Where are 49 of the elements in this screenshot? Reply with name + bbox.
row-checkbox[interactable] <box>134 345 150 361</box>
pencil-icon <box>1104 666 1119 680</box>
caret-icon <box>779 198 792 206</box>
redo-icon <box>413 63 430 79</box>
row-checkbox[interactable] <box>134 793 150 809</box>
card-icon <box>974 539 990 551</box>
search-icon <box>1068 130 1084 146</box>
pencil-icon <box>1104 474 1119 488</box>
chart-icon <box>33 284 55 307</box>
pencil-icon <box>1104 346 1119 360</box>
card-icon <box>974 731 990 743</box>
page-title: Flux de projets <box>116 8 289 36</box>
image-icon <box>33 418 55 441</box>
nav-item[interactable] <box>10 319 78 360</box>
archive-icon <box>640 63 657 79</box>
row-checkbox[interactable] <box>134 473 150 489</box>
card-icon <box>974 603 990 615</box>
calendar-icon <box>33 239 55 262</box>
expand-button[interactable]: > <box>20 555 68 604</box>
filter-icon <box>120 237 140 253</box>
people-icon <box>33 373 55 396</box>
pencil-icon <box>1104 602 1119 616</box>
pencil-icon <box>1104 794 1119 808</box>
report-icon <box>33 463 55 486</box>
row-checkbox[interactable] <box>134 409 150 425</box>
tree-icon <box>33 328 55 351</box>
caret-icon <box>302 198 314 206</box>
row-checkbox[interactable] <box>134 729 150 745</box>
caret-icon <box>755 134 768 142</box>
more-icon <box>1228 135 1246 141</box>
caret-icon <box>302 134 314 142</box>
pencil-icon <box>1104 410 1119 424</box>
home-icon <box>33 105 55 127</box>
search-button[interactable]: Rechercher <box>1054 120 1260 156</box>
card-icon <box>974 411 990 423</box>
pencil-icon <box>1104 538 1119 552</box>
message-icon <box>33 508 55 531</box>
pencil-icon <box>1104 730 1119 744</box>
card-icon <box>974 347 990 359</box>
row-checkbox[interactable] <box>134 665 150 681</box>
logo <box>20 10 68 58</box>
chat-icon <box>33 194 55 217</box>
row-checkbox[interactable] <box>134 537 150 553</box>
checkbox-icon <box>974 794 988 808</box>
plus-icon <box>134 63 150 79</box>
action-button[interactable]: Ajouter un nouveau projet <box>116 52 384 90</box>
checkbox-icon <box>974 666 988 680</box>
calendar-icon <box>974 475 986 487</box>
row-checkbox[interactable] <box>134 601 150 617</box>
○ ○ ○
→ **Directions**: Reproduce all of the material above, substituting "edit-icon" for each occurrence of "pencil-icon" and leaving every other character as it is.

→ **The reply**:
Where are 49 of the elements in this screenshot? Reply with name + bbox.
row-checkbox[interactable] <box>134 345 150 361</box>
edit-icon <box>1104 666 1119 680</box>
caret-icon <box>779 198 792 206</box>
redo-icon <box>413 63 430 79</box>
row-checkbox[interactable] <box>134 793 150 809</box>
card-icon <box>974 539 990 551</box>
search-icon <box>1068 130 1084 146</box>
edit-icon <box>1104 474 1119 488</box>
chart-icon <box>33 284 55 307</box>
edit-icon <box>1104 346 1119 360</box>
card-icon <box>974 731 990 743</box>
page-title: Flux de projets <box>116 8 289 36</box>
image-icon <box>33 418 55 441</box>
nav-item[interactable] <box>10 319 78 360</box>
archive-icon <box>640 63 657 79</box>
row-checkbox[interactable] <box>134 473 150 489</box>
card-icon <box>974 603 990 615</box>
calendar-icon <box>33 239 55 262</box>
expand-button[interactable]: > <box>20 555 68 604</box>
filter-icon <box>120 237 140 253</box>
people-icon <box>33 373 55 396</box>
edit-icon <box>1104 602 1119 616</box>
edit-icon <box>1104 794 1119 808</box>
report-icon <box>33 463 55 486</box>
row-checkbox[interactable] <box>134 409 150 425</box>
tree-icon <box>33 328 55 351</box>
caret-icon <box>302 198 314 206</box>
row-checkbox[interactable] <box>134 729 150 745</box>
caret-icon <box>755 134 768 142</box>
more-icon <box>1228 135 1246 141</box>
caret-icon <box>302 134 314 142</box>
edit-icon <box>1104 410 1119 424</box>
home-icon <box>33 105 55 127</box>
search-button[interactable]: Rechercher <box>1054 120 1260 156</box>
card-icon <box>974 411 990 423</box>
edit-icon <box>1104 538 1119 552</box>
message-icon <box>33 508 55 531</box>
edit-icon <box>1104 730 1119 744</box>
card-icon <box>974 347 990 359</box>
row-checkbox[interactable] <box>134 665 150 681</box>
logo <box>20 10 68 58</box>
chat-icon <box>33 194 55 217</box>
row-checkbox[interactable] <box>134 537 150 553</box>
checkbox-icon <box>974 794 988 808</box>
plus-icon <box>134 63 150 79</box>
action-button[interactable]: Ajouter un nouveau projet <box>116 52 384 90</box>
checkbox-icon <box>974 666 988 680</box>
calendar-icon <box>974 475 986 487</box>
row-checkbox[interactable] <box>134 601 150 617</box>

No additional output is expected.